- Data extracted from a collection
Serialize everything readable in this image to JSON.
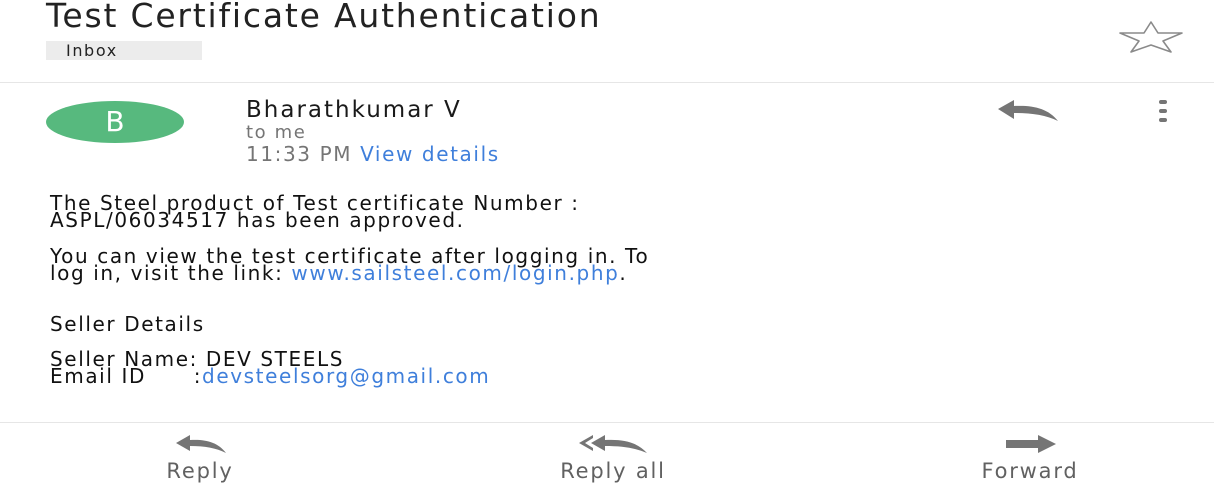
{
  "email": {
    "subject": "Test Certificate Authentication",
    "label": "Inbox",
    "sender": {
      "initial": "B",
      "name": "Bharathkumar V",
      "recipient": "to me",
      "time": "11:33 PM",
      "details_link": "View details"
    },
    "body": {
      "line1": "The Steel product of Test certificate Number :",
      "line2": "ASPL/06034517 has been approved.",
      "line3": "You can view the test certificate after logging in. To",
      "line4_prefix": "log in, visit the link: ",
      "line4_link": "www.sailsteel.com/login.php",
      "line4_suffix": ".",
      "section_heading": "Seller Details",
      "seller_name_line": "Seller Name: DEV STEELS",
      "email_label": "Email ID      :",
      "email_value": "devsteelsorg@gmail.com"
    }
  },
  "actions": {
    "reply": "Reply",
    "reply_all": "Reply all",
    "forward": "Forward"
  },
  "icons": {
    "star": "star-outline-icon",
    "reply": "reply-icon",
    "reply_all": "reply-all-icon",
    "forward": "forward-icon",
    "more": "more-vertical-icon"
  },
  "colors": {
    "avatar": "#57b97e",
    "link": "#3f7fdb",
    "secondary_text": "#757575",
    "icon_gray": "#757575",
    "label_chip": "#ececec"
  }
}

--

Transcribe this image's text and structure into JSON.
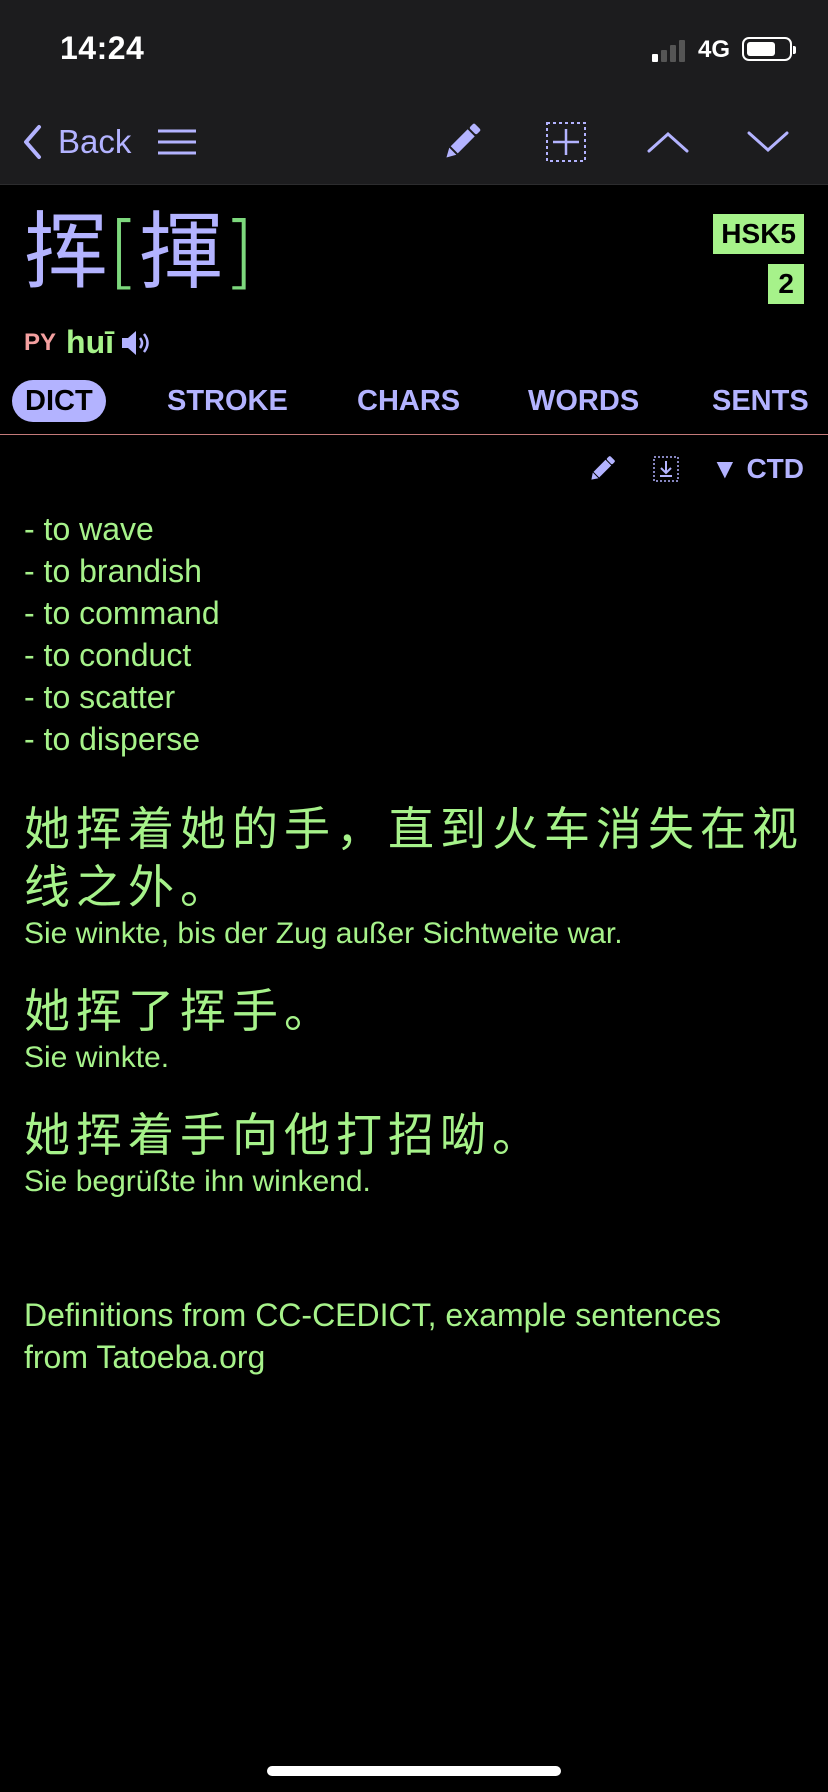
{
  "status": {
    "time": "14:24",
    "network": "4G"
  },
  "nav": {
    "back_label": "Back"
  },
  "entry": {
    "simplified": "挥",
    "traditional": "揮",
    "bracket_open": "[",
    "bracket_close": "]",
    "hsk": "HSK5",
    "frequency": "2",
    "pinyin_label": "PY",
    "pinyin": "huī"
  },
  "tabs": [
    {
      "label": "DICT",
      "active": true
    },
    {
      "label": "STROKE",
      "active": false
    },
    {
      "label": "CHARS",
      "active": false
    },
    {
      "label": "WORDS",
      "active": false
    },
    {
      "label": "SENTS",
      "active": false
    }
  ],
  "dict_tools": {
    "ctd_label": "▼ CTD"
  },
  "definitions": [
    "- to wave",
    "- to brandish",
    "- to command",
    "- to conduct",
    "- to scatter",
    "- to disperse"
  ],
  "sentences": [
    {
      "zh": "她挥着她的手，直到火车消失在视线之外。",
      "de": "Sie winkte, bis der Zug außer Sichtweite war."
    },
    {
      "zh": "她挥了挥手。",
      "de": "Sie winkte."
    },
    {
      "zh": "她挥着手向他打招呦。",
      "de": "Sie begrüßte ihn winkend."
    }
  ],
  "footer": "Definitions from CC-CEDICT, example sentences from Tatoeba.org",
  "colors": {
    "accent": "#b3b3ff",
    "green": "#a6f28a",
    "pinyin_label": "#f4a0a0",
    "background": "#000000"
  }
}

- Request
Read through the data and copy every line where "JSON" shows up.

- Solution to this task
Serialize everything readable in this image to JSON.
Transcribe this image's text and structure into JSON.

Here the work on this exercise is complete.